» **EXERCISE TASK**:
In the entries below, how many lines hold the string "труда"? Give only the number.

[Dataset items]
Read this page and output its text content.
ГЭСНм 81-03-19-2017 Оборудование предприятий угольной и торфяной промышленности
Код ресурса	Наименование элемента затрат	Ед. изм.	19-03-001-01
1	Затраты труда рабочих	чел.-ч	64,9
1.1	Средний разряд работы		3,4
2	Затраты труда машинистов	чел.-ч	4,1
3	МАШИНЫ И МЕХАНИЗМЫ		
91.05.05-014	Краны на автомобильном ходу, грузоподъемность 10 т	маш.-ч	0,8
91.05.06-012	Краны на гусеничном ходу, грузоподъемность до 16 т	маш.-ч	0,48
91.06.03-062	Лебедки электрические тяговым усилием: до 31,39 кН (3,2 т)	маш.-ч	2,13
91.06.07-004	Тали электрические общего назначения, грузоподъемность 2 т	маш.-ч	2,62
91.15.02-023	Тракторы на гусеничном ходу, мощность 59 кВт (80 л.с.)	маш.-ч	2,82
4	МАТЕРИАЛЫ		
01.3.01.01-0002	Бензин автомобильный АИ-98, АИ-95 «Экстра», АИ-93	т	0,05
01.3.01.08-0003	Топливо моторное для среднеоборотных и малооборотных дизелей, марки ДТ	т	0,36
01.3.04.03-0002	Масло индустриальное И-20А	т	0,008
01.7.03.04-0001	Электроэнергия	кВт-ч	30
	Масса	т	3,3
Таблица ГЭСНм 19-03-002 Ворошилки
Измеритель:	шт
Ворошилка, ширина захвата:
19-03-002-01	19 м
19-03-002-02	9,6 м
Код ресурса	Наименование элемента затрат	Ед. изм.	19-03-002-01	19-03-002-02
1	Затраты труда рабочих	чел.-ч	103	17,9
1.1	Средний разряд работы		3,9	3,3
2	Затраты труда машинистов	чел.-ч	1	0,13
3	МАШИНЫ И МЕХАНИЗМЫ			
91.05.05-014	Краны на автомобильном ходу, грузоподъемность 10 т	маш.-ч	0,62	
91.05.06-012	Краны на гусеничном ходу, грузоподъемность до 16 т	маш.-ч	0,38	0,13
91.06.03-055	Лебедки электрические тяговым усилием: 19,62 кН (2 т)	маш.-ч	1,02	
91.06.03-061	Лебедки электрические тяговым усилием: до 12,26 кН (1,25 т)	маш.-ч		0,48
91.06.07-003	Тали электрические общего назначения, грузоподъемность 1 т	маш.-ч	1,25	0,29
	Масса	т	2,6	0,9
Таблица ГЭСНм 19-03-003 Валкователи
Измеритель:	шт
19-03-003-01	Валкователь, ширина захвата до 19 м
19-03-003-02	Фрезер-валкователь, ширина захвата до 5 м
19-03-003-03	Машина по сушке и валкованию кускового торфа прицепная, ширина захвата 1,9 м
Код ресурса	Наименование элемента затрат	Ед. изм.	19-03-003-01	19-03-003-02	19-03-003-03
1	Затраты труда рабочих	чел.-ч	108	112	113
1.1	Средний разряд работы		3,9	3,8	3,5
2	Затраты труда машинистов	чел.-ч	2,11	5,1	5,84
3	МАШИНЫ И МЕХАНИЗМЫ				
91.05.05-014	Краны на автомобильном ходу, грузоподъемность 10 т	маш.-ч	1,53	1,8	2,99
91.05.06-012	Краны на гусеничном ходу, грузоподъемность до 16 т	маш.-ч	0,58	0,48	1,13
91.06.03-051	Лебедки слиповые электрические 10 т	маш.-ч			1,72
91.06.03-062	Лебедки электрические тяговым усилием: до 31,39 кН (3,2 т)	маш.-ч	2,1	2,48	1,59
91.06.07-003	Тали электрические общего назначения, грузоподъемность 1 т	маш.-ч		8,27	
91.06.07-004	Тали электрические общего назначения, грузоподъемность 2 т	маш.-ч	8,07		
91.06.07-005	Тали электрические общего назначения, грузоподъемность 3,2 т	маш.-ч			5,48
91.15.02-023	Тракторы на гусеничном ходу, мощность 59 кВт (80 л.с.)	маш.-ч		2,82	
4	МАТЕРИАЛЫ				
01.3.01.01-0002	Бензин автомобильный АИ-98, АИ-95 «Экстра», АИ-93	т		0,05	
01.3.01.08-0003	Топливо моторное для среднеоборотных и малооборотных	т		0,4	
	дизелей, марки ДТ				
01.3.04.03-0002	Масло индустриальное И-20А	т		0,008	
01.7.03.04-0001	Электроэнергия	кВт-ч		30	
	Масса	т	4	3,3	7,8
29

» **OUTPUT**:
6